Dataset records
-- -- --

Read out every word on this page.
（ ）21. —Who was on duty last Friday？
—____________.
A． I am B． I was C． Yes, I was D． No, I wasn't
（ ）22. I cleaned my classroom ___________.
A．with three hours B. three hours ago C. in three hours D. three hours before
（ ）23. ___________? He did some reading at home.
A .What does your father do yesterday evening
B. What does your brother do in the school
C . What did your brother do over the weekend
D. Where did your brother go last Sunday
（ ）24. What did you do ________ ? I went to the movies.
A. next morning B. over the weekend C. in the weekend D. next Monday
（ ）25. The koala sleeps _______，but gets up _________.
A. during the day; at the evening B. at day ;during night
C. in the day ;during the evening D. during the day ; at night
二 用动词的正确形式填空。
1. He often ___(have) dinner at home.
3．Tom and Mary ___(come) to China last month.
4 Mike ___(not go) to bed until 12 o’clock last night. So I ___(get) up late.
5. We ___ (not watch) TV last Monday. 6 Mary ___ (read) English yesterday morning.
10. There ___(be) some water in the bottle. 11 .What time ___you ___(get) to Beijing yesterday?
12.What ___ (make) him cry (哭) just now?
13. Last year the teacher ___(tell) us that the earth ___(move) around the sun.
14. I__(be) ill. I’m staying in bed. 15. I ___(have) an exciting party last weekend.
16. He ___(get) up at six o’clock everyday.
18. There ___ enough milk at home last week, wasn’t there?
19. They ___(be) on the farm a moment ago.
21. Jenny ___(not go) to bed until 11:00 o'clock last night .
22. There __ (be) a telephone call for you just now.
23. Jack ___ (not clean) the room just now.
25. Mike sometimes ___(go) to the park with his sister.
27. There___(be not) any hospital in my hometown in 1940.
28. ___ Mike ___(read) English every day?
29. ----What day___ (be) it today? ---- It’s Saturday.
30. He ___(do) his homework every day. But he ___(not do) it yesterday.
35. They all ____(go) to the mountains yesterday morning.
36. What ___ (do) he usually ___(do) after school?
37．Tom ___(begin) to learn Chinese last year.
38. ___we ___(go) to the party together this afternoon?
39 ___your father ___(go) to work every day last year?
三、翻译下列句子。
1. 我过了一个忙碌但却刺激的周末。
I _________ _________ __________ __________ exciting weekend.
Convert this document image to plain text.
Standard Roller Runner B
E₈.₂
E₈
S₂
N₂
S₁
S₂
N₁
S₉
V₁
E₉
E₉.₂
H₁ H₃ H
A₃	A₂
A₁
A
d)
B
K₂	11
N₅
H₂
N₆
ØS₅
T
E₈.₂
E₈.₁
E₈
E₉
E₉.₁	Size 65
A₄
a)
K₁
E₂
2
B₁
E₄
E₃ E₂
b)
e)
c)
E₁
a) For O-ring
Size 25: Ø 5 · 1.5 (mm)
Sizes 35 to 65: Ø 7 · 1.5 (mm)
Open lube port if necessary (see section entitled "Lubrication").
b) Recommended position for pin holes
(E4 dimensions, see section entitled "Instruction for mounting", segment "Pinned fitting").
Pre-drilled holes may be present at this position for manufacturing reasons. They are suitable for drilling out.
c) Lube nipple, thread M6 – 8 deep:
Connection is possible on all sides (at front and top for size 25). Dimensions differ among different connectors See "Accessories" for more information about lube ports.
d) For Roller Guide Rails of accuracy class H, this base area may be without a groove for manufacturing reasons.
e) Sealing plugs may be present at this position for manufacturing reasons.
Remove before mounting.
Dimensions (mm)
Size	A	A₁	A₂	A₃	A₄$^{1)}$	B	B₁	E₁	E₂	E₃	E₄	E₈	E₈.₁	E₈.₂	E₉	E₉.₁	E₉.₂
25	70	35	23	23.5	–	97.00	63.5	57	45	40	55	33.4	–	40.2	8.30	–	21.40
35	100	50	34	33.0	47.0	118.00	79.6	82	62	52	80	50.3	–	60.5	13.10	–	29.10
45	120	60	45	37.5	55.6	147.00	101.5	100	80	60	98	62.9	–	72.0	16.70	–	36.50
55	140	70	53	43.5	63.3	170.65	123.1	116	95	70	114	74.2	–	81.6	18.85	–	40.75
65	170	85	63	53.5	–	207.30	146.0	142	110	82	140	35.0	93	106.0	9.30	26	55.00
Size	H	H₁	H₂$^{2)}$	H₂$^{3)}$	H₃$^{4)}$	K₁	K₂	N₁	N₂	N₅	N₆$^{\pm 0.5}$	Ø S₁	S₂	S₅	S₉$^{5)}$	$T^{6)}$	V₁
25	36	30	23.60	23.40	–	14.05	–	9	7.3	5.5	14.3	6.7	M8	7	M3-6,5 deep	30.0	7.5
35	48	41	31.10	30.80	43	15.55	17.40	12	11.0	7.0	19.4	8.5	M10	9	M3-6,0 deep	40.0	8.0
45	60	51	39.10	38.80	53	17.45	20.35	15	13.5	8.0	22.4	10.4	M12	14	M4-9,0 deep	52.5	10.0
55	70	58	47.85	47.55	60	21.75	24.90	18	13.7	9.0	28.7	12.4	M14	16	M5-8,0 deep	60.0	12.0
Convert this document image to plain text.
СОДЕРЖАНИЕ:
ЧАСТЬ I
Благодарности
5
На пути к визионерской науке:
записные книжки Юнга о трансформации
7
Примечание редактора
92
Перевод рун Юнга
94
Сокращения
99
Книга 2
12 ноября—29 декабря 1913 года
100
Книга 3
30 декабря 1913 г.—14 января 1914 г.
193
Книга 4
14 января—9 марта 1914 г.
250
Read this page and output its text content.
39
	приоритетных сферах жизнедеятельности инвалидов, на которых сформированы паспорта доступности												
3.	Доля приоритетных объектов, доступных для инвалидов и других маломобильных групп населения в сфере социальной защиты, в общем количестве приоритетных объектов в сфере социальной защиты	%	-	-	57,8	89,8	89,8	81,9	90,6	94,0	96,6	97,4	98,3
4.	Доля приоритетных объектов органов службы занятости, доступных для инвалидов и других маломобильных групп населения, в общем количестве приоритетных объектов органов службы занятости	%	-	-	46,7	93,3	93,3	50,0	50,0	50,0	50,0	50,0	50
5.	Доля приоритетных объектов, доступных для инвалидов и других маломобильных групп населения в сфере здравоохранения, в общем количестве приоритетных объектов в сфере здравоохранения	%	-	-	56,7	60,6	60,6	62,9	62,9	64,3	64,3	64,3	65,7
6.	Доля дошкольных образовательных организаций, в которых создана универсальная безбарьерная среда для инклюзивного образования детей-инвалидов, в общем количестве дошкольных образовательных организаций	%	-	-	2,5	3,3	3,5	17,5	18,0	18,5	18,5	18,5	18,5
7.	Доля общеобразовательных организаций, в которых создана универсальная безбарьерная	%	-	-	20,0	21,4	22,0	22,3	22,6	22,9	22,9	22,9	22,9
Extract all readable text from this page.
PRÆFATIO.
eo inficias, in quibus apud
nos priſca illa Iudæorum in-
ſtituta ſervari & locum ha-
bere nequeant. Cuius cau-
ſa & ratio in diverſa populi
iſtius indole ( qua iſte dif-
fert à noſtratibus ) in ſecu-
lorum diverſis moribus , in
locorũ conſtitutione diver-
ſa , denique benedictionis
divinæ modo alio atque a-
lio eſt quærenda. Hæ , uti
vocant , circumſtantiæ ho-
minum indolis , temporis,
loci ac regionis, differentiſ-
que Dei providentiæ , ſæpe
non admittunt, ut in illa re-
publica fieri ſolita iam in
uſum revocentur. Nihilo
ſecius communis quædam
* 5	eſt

-- -- --

Of the lines in the entries above, how many include "которых"? Only the number should be given.

**RESPONSE TO THIS EXERCISE**
3